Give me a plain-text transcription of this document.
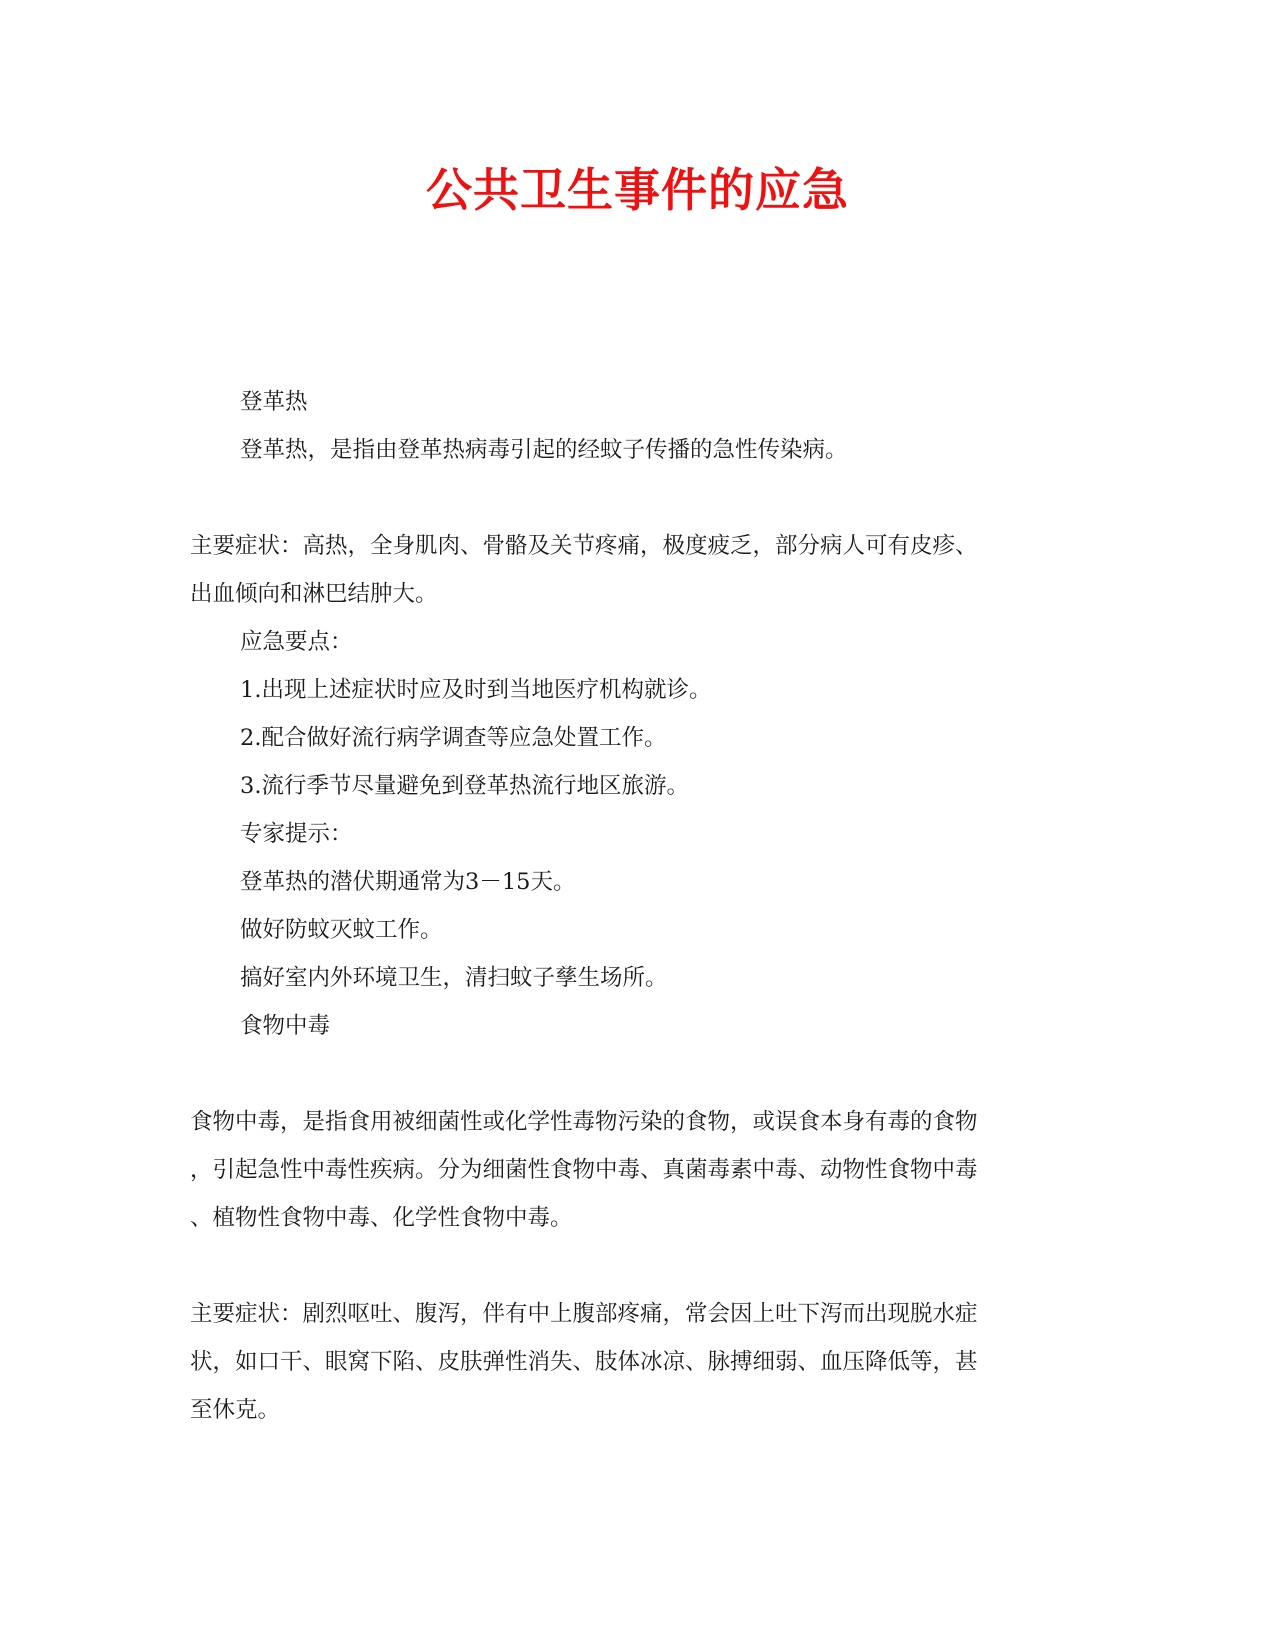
公共卫生事件的应急

登革热

登革热，是指由登革热病毒引起的经蚊子传播的急性传染病。

主要症状：高热，全身肌肉、骨骼及关节疼痛，极度疲乏，部分病人可有皮疹、

出血倾向和淋巴结肿大。

应急要点：

1.出现上述症状时应及时到当地医疗机构就诊。

2.配合做好流行病学调查等应急处置工作。

3.流行季节尽量避免到登革热流行地区旅游。

专家提示：

登革热的潜伏期通常为3－15天。

做好防蚊灭蚊工作。

搞好室内外环境卫生，清扫蚊子孳生场所。

食物中毒

食物中毒，是指食用被细菌性或化学性毒物污染的食物，或误食本身有毒的食物

，引起急性中毒性疾病。分为细菌性食物中毒、真菌毒素中毒、动物性食物中毒

、植物性食物中毒、化学性食物中毒。

主要症状：剧烈呕吐、腹泻，伴有中上腹部疼痛，常会因上吐下泻而出现脱水症

状，如口干、眼窝下陷、皮肤弹性消失、肢体冰凉、脉搏细弱、血压降低等，甚

至休克。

◆ ◆ ◆

» Given request: Pick out the lines that contain "主要症状" and copy them.

» Solution to this task:
主要症状：高热，全身肌肉、骨骼及关节疼痛，极度疲乏，部分病人可有皮疹、
主要症状：剧烈呕吐、腹泻，伴有中上腹部疼痛，常会因上吐下泻而出现脱水症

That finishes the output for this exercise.